**Tasks to perform:**
**a)** Summarize the text about Edmund Clark's book The Mountains of Majeed in two sentences.
**b)** Using the text about Edmund Clark's book The Mountains of Majeed, decide whether each statement agrees with it, answering yes or no and quoting the words of the text that settle it: (i) The paintings by Majeed hang in a dining room at Bagram. (ii) Most of the military personnel and contractors in the western operation live freely among Afghan communities. (iii) The book draws on Taliban poetry.
**c)** Carry on the text about Edmund Clark's book The Mountains of Majeed, starting after its final sentence.

**Text passage:**
Edmund Clark is one of the most interesting artists working today, exploring what is arguably the defining issue of the past 13 years. He’s interested in the wars waged by the USA and UK in Iraq and Afghanistan, as well as the fall-out from this foreign policy and how it impacts on us here at home. His new book The Mountains of Majeed continues this theme, as it’s a reflection on “the end of Operation Enduring Freedom in Afghanistan through photography, found imagery and Taliban poetry.”
Edmund discovered that most of the military personnel and contractors who are part of the western operation live extremely sheltered lives in high-security compounds and so set about looking at Afghanistan through this strange prism. Alongside the photographs taken in and around bases like Bagram Airfield, Edmund also focuses on the paintings of an artist named Majeed that hang on the walls of a dining room in Bagram. With typical skill and invention, Edmund is looking at this complex set of issues through the visual motif of the Hindu Kush mountains.

**Material shown:**
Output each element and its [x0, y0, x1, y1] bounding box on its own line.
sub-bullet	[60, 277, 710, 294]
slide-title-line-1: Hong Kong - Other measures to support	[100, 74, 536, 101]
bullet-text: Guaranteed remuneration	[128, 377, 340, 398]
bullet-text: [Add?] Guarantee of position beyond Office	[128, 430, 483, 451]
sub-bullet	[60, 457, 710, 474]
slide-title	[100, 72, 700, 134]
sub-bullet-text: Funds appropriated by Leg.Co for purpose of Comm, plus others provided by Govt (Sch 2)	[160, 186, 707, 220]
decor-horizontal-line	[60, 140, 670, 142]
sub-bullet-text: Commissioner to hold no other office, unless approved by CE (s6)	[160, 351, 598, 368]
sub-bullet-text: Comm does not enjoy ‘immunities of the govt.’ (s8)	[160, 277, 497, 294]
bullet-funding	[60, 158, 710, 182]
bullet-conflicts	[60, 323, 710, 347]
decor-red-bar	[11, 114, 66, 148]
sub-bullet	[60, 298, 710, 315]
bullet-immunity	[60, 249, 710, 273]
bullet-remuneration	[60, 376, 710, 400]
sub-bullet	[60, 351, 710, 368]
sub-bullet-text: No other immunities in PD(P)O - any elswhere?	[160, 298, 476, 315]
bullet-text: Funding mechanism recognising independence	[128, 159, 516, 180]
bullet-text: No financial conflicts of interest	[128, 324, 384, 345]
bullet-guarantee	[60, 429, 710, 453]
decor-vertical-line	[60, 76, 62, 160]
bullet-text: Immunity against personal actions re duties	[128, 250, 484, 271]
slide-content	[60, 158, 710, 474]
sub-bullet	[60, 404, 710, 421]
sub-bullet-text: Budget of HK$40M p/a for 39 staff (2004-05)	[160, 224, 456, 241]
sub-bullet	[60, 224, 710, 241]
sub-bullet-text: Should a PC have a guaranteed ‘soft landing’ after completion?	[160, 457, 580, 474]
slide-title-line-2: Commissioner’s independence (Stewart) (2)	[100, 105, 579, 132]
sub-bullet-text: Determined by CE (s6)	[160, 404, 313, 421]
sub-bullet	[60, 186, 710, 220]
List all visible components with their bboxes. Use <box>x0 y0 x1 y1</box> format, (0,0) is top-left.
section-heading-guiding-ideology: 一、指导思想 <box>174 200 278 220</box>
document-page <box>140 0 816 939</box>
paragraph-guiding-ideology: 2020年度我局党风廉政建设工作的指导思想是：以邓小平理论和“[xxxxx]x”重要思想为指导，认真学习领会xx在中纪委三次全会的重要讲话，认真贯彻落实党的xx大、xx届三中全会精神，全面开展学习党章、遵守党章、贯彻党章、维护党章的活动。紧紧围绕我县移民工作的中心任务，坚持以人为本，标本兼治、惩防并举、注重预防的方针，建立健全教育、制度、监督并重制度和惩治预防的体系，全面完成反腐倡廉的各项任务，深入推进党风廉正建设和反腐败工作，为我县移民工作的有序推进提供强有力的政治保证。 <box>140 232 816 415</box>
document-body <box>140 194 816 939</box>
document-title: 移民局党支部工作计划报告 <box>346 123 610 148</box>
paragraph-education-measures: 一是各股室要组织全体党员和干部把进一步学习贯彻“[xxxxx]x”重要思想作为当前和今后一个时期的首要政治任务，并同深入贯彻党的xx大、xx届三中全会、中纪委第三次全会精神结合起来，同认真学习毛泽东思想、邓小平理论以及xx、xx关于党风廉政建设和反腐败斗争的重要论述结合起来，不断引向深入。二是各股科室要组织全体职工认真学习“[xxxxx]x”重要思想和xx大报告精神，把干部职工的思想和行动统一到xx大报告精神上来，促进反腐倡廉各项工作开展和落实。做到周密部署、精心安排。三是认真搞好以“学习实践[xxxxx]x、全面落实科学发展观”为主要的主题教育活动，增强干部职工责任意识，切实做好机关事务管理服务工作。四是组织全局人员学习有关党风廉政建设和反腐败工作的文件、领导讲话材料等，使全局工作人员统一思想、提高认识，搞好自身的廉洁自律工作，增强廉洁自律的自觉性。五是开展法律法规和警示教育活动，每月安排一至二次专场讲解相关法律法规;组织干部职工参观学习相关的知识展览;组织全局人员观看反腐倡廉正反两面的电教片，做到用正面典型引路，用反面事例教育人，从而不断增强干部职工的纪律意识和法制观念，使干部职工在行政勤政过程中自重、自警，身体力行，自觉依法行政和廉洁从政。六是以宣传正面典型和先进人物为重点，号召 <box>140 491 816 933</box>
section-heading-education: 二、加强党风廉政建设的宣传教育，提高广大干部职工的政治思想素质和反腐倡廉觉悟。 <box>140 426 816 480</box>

**Answer section:**
**a)** Edmund Clark is an artist concerned with the wars waged by the USA and UK in Iraq and Afghanistan and their effects at home, and his new book The Mountains of Majeed reflects on the end of Operation Enduring Freedom in Afghanistan through photography, found imagery and Taliban poetry. Having found that most western military personnel and contractors live sheltered lives in high-security compounds, he looks at Afghanistan through that prism, pairing photographs from bases like Bagram Airfield with paintings by an artist named Majeed and using the Hindu Kush mountains as a visual motif.

**b)**
(i) Yes: "the paintings of an artist named Majeed that hang on the walls of a dining room in Bagram."
(ii) No: "live extremely sheltered lives in high-security compounds."
(iii) Yes: "through photography, found imagery and Taliban poetry."

**c)**
Though they loom on the horizon, the westerners never get to explore them; instead they are re-appropriated into all manner of pictures and murals for conference centre walls. Of course the Afghanistan war has helped change the cultural associations we make with mountains, as dangerous lawless lairs that shelter fugitives like Osama Bin Laden, and Edmund’s book raises interesting, unsettling questions about the euphemistically named Enduring Freedom.The Mountains of Majeed published by Here Press is available now.